§ **Aim of the exercise**
Transcribe every entry word for word, leaving out all images.

── Provided entries

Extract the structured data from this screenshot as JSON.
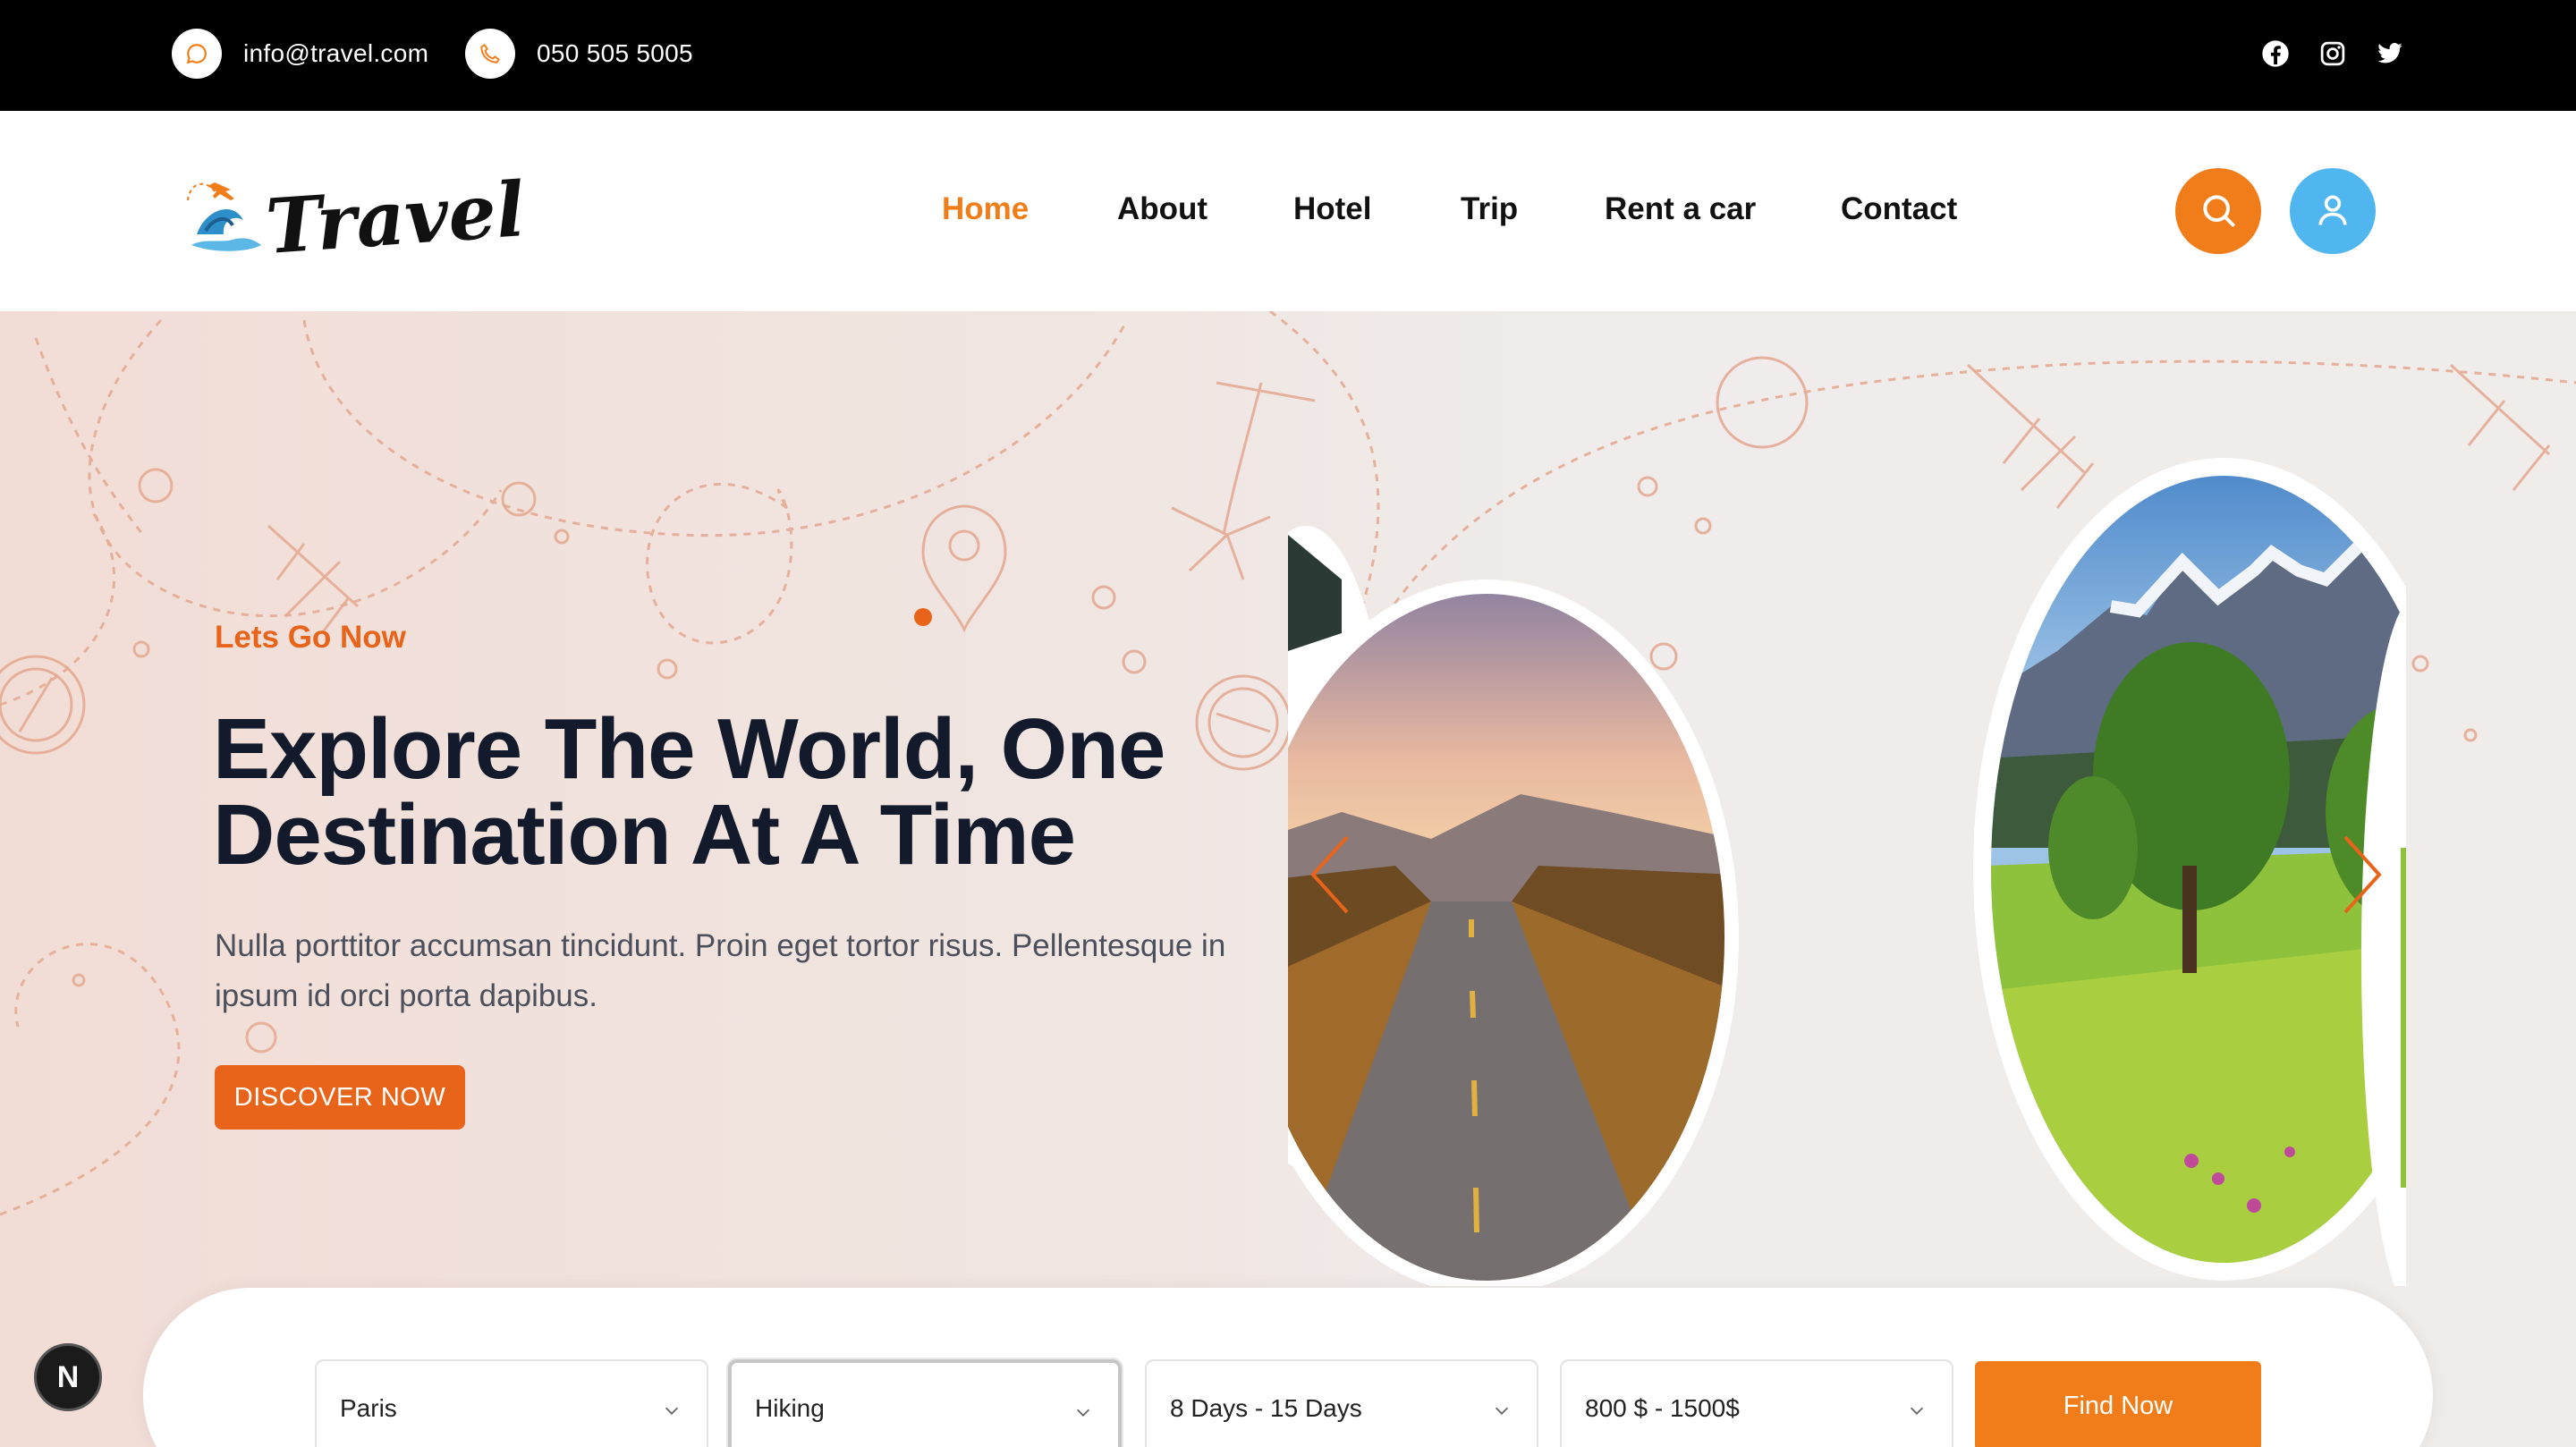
{
  "topbar": {
    "email": "info@travel.com",
    "phone": "050 505 5005",
    "social": [
      "facebook-icon",
      "instagram-icon",
      "twitter-icon"
    ]
  },
  "header": {
    "logo_text": "Travel",
    "nav": [
      {
        "label": "Home",
        "active": true
      },
      {
        "label": "About",
        "active": false
      },
      {
        "label": "Hotel",
        "active": false
      },
      {
        "label": "Trip",
        "active": false
      },
      {
        "label": "Rent a car",
        "active": false
      },
      {
        "label": "Contact",
        "active": false
      }
    ],
    "icons": [
      "search-icon",
      "user-icon"
    ]
  },
  "hero": {
    "eyebrow": "Lets Go Now",
    "title_line1": "Explore The World, One",
    "title_line2": "Destination At A Time",
    "description": "Nulla porttitor accumsan tincidunt. Proin eget tortor risus. Pellentesque in ipsum id orci porta dapibus.",
    "cta": "DISCOVER NOW"
  },
  "search": {
    "destination": "Paris",
    "activity": "Hiking",
    "duration": "8 Days - 15 Days",
    "price": "800 $ - 1500$",
    "submit": "Find Now"
  },
  "badge": "N",
  "colors": {
    "accent": "#f07d1a",
    "accent_dark": "#e8641a",
    "user_button": "#4fb6f0",
    "topbar": "#000000"
  }
}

────

§ **Expected answer**
Extract the structured data from this screenshot as JSON.
{
  "topbar": {
    "email": "info@travel.com",
    "phone": "050 505 5005",
    "social": [
      "facebook-icon",
      "instagram-icon",
      "twitter-icon"
    ]
  },
  "header": {
    "logo_text": "Travel",
    "nav": [
      {
        "label": "Home",
        "active": true
      },
      {
        "label": "About",
        "active": false
      },
      {
        "label": "Hotel",
        "active": false
      },
      {
        "label": "Trip",
        "active": false
      },
      {
        "label": "Rent a car",
        "active": false
      },
      {
        "label": "Contact",
        "active": false
      }
    ],
    "icons": [
      "search-icon",
      "user-icon"
    ]
  },
  "hero": {
    "eyebrow": "Lets Go Now",
    "title_line1": "Explore The World, One",
    "title_line2": "Destination At A Time",
    "description": "Nulla porttitor accumsan tincidunt. Proin eget tortor risus. Pellentesque in ipsum id orci porta dapibus.",
    "cta": "DISCOVER NOW"
  },
  "search": {
    "destination": "Paris",
    "activity": "Hiking",
    "duration": "8 Days - 15 Days",
    "price": "800 $ - 1500$",
    "submit": "Find Now"
  },
  "badge": "N",
  "colors": {
    "accent": "#f07d1a",
    "accent_dark": "#e8641a",
    "user_button": "#4fb6f0",
    "topbar": "#000000"
  }
}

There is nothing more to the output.